About this exercise: Report each line from the records where the string "BONUS" turns up.

Provided information:
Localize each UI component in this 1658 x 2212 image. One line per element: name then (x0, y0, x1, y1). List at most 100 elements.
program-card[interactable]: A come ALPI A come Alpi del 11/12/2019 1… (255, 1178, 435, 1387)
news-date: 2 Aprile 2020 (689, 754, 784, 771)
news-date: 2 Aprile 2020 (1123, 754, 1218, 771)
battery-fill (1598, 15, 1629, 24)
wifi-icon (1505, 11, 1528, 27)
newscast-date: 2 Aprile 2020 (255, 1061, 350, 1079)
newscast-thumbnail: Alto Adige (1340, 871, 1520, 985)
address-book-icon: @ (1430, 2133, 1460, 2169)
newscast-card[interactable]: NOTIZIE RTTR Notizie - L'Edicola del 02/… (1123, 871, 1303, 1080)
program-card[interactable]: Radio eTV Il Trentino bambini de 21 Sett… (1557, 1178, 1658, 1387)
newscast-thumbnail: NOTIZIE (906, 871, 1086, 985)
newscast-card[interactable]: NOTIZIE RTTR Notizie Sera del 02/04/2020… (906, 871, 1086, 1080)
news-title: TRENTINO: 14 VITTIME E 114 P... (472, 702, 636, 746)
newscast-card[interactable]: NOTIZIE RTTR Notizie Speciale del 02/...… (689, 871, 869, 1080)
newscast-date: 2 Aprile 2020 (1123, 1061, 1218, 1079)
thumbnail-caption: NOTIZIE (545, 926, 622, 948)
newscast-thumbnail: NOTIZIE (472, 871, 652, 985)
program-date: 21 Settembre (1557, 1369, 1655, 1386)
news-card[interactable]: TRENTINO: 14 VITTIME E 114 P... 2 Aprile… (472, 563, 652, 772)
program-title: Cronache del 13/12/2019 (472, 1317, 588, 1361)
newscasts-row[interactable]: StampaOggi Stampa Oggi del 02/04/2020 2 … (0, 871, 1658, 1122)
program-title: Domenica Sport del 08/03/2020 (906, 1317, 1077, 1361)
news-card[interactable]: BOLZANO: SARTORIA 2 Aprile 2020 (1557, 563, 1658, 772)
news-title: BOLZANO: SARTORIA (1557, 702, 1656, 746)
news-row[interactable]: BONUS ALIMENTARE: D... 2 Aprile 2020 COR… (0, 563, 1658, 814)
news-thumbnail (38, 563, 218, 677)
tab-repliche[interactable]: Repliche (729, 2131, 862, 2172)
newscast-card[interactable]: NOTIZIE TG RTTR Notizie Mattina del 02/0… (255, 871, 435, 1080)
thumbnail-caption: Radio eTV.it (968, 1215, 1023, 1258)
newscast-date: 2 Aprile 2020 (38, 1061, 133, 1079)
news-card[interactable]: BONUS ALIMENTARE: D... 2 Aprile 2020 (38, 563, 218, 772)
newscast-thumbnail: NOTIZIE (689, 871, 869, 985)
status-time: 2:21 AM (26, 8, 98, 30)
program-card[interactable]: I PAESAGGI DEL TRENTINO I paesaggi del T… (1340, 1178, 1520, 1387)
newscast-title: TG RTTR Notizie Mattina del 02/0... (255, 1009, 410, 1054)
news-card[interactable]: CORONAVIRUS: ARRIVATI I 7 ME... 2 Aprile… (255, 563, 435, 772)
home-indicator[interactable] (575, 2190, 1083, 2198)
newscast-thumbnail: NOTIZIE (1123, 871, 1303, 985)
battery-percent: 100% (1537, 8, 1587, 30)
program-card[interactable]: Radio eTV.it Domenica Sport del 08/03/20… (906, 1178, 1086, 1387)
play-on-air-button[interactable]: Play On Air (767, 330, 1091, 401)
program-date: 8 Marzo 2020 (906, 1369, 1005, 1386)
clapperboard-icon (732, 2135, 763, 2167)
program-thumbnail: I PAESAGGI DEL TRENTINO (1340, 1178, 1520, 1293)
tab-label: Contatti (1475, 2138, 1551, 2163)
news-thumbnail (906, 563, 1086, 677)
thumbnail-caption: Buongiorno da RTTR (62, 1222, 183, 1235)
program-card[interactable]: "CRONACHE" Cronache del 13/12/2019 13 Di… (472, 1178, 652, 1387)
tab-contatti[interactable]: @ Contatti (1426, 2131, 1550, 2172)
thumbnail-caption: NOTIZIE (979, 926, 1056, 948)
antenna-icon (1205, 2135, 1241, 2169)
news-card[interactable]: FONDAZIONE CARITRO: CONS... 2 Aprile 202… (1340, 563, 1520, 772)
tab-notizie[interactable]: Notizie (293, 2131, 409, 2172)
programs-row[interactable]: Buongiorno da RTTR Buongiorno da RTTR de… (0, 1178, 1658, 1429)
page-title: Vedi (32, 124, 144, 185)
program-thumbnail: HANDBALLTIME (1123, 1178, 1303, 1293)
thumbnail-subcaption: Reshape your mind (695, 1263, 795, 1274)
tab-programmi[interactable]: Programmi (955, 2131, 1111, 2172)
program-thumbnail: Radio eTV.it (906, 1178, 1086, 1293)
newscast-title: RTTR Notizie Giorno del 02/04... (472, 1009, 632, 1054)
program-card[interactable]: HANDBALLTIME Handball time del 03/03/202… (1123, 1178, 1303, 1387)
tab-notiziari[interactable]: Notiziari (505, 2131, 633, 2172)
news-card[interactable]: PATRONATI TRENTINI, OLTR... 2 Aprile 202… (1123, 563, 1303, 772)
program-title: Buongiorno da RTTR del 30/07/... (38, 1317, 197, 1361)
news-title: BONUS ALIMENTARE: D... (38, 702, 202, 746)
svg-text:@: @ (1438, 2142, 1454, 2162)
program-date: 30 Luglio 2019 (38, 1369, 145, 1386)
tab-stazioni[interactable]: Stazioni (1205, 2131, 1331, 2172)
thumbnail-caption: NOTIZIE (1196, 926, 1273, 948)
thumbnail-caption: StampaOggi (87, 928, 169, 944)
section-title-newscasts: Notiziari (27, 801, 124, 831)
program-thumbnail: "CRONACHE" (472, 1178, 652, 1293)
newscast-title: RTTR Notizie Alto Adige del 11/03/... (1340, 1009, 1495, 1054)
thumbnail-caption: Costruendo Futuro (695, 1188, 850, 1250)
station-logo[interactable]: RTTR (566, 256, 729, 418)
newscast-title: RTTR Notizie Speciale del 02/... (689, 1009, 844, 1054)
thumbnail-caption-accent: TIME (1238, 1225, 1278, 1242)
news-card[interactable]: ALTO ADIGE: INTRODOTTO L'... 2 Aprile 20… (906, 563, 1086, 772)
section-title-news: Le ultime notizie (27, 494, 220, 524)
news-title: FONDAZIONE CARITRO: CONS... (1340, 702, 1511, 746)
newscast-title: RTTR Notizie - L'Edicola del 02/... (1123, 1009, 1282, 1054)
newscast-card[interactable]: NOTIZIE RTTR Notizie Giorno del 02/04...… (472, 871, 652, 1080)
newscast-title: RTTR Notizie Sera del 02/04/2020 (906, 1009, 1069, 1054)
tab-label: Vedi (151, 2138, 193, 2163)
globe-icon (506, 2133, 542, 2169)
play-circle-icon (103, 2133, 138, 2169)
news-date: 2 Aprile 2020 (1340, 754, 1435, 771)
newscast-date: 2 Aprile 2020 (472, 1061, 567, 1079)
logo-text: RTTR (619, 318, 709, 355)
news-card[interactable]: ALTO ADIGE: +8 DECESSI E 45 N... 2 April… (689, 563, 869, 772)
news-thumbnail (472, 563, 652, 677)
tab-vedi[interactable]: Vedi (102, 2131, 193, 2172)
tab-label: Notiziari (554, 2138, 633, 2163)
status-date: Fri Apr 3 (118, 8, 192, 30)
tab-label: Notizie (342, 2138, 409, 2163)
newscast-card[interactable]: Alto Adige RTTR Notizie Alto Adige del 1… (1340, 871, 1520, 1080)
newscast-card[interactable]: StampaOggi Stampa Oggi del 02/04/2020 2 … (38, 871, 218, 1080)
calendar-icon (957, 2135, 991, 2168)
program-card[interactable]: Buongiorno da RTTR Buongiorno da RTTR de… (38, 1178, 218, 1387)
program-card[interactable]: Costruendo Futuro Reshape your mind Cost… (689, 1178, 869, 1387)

Worked solution:
news-row[interactable]: BONUS ALIMENTARE: D... 2 Aprile 2020 COR… (0, 563, 1658, 814)
news-card[interactable]: BONUS ALIMENTARE: D... 2 Aprile 2020 (38, 563, 218, 772)
news-title: BONUS ALIMENTARE: D... (38, 702, 202, 746)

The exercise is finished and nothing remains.